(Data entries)
============================================================
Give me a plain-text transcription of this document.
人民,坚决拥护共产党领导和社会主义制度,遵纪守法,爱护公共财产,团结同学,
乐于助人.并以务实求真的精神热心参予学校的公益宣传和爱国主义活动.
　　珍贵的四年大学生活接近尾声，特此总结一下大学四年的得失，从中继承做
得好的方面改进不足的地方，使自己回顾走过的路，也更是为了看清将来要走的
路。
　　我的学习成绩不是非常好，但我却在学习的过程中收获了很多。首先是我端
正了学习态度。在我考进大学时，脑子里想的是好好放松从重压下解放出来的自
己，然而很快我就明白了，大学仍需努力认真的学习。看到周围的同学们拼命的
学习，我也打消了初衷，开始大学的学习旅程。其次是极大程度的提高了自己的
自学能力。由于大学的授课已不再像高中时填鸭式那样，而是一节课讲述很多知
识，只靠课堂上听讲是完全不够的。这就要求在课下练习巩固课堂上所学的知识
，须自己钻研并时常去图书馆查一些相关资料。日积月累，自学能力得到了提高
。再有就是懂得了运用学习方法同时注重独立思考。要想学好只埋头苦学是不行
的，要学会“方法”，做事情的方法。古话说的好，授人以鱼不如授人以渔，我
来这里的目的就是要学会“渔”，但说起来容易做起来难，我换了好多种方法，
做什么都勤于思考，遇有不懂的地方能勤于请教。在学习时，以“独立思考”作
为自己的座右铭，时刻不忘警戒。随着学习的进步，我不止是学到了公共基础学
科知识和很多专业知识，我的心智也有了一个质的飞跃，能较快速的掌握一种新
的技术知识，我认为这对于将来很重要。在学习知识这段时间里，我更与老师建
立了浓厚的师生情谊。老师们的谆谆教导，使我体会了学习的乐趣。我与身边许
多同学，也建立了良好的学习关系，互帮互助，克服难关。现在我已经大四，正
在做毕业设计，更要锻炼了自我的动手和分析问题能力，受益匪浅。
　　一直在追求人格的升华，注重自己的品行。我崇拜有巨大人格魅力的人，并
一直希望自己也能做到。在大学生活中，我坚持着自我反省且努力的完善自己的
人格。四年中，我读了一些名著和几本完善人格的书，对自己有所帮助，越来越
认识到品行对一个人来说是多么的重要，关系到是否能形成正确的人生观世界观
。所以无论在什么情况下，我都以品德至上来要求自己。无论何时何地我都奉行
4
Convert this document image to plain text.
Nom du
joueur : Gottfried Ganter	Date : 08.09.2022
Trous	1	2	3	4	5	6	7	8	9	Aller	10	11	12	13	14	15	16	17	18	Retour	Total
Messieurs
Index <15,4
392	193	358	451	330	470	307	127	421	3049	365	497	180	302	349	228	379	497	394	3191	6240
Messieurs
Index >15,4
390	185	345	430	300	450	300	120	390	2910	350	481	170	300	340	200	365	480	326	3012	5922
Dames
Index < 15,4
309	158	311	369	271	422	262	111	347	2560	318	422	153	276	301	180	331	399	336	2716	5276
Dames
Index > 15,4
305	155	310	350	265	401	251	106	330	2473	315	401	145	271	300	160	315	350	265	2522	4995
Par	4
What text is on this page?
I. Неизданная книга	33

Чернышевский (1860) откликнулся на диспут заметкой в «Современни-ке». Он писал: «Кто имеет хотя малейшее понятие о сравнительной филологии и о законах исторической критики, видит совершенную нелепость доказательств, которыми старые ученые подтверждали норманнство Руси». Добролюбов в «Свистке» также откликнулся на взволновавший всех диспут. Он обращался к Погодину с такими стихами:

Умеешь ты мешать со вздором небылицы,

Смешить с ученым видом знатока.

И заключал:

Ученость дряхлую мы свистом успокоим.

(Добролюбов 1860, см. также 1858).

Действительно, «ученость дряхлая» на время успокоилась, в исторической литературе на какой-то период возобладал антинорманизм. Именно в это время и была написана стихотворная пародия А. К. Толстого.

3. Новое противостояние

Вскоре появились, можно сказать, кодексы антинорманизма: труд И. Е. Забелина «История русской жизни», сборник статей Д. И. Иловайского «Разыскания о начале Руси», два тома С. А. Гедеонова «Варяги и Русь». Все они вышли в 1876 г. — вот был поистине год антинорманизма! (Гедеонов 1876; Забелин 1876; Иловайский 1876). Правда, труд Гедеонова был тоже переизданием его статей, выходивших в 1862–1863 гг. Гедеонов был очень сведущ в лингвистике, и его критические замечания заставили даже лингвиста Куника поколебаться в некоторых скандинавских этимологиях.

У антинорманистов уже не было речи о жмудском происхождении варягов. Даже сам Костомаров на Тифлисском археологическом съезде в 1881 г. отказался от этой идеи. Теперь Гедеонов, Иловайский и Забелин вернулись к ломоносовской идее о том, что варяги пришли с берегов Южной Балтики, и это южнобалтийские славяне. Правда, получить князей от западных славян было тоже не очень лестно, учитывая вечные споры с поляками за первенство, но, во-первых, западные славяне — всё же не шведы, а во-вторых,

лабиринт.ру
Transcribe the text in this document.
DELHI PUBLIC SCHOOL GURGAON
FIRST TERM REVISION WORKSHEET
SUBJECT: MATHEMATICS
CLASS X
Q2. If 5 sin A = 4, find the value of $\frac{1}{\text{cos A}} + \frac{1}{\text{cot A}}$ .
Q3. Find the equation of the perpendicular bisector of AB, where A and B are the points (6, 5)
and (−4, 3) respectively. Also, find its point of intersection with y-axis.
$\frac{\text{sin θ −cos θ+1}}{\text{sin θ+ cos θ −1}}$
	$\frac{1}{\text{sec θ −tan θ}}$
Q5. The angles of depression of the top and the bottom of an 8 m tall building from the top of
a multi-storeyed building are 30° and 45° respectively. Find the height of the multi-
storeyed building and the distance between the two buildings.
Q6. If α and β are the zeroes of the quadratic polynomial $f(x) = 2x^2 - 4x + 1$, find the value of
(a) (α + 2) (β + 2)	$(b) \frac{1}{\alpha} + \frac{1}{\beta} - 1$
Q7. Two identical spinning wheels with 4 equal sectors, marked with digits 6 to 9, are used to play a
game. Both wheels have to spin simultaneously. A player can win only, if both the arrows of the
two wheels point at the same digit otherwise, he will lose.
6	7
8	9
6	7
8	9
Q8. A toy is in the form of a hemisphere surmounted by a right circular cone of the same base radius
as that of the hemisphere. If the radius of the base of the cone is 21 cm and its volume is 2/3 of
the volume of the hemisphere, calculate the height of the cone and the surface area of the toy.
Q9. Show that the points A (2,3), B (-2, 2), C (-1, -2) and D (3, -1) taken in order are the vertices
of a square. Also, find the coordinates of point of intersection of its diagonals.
============================================================
Your goal
Across the records, count the lines holding the string "Index". Give the number and stop.

The output
4